Instruction →
Extract each line of the data below exactly as written.

*** Raw data

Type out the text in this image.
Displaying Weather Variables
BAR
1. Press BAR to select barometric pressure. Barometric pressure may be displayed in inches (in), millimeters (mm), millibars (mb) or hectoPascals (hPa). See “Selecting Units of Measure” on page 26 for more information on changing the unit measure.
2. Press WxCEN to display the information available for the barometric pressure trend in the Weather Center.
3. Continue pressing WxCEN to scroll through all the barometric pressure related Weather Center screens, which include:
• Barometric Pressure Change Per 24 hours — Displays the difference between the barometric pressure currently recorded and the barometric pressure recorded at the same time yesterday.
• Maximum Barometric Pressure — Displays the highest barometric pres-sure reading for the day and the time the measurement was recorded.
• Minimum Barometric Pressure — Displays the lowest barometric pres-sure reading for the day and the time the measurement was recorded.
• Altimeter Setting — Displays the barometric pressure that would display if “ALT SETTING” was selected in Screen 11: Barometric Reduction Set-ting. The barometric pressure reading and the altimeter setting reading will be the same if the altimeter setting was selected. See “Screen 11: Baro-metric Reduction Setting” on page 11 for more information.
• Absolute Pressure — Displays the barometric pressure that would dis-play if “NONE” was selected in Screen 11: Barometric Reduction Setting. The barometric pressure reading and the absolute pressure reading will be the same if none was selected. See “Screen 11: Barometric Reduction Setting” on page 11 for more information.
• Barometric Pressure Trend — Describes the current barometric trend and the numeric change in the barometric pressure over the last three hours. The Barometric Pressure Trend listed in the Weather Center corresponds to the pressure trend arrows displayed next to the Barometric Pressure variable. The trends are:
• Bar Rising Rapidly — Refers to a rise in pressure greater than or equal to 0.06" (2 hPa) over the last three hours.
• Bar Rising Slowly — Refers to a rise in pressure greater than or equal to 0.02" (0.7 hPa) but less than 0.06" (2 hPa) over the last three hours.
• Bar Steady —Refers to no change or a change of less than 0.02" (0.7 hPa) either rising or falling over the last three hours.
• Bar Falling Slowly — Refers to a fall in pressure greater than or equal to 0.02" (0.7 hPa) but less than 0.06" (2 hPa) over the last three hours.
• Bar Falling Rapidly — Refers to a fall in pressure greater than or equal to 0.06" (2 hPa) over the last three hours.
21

******

Task answer →
Type out the text in this image.
Displaying Weather Variables
BAR
1. Press BAR to select barometric pressure. Barometric pressure may be displayed in inches (in), millimeters (mm), millibars (mb) or hectoPascals (hPa). See “Selecting Units of Measure” on page 26 for more information on changing the unit measure.
2. Press WxCEN to display the information available for the barometric pressure trend in the Weather Center.
3. Continue pressing WxCEN to scroll through all the barometric pressure related Weather Center screens, which include:
• Barometric Pressure Change Per 24 hours — Displays the difference between the barometric pressure currently recorded and the barometric pressure recorded at the same time yesterday.
• Maximum Barometric Pressure — Displays the highest barometric pres-sure reading for the day and the time the measurement was recorded.
• Minimum Barometric Pressure — Displays the lowest barometric pres-sure reading for the day and the time the measurement was recorded.
• Altimeter Setting — Displays the barometric pressure that would display if “ALT SETTING” was selected in Screen 11: Barometric Reduction Set-ting. The barometric pressure reading and the altimeter setting reading will be the same if the altimeter setting was selected. See “Screen 11: Baro-metric Reduction Setting” on page 11 for more information.
• Absolute Pressure — Displays the barometric pressure that would dis-play if “NONE” was selected in Screen 11: Barometric Reduction Setting. The barometric pressure reading and the absolute pressure reading will be the same if none was selected. See “Screen 11: Barometric Reduction Setting” on page 11 for more information.
• Barometric Pressure Trend — Describes the current barometric trend and the numeric change in the barometric pressure over the last three hours. The Barometric Pressure Trend listed in the Weather Center corresponds to the pressure trend arrows displayed next to the Barometric Pressure variable. The trends are:
• Bar Rising Rapidly — Refers to a rise in pressure greater than or equal to 0.06" (2 hPa) over the last three hours.
• Bar Rising Slowly — Refers to a rise in pressure greater than or equal to 0.02" (0.7 hPa) but less than 0.06" (2 hPa) over the last three hours.
• Bar Steady —Refers to no change or a change of less than 0.02" (0.7 hPa) either rising or falling over the last three hours.
• Bar Falling Slowly — Refers to a fall in pressure greater than or equal to 0.02" (0.7 hPa) but less than 0.06" (2 hPa) over the last three hours.
• Bar Falling Rapidly — Refers to a fall in pressure greater than or equal to 0.06" (2 hPa) over the last three hours.
21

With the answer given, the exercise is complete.